Collected data entries
..............................
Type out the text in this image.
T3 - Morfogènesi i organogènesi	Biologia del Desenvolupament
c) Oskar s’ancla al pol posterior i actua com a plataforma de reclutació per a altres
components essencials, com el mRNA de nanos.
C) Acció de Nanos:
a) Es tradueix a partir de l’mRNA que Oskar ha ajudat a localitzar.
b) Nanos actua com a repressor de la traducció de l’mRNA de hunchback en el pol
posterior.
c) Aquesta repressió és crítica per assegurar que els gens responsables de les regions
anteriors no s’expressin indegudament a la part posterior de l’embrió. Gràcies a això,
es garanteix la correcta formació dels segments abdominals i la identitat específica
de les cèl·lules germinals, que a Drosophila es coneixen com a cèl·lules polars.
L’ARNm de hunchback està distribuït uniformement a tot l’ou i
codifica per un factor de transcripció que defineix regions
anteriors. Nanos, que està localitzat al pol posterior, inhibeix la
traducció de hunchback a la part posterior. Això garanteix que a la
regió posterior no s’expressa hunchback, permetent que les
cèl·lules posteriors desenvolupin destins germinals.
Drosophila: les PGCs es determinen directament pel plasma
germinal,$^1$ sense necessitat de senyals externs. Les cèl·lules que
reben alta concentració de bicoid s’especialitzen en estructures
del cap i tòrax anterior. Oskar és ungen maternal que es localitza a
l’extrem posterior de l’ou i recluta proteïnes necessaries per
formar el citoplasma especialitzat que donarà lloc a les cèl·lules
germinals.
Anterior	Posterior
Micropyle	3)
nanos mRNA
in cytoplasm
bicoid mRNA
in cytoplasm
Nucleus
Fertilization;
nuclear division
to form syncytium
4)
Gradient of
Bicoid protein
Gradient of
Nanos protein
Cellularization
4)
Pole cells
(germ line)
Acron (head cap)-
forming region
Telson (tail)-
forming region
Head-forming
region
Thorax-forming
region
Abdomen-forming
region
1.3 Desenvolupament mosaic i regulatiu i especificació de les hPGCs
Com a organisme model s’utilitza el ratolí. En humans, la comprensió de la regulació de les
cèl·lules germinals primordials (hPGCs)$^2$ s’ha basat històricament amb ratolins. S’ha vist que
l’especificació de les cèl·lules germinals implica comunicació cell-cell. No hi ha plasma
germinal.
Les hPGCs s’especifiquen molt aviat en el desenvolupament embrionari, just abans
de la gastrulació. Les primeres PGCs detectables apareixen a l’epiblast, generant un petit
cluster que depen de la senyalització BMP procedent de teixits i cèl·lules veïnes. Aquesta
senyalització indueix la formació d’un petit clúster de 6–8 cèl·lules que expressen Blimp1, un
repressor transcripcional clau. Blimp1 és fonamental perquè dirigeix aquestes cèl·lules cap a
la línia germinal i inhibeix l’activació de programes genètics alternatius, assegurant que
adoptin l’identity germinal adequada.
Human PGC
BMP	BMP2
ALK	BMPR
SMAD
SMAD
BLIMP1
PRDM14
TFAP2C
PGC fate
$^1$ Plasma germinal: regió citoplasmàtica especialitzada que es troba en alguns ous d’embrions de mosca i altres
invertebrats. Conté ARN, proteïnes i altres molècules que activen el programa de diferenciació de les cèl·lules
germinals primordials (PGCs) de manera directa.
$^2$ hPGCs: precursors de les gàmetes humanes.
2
..............................
### Your task:
What is needed is every line of the records that contains the word "inhibeix".

### Task response:
anteriors. Nanos, que està localitzat al pol posterior, inhibeix la
la línia germinal i inhibeix l’activació de programes genètics alternatius, assegurant que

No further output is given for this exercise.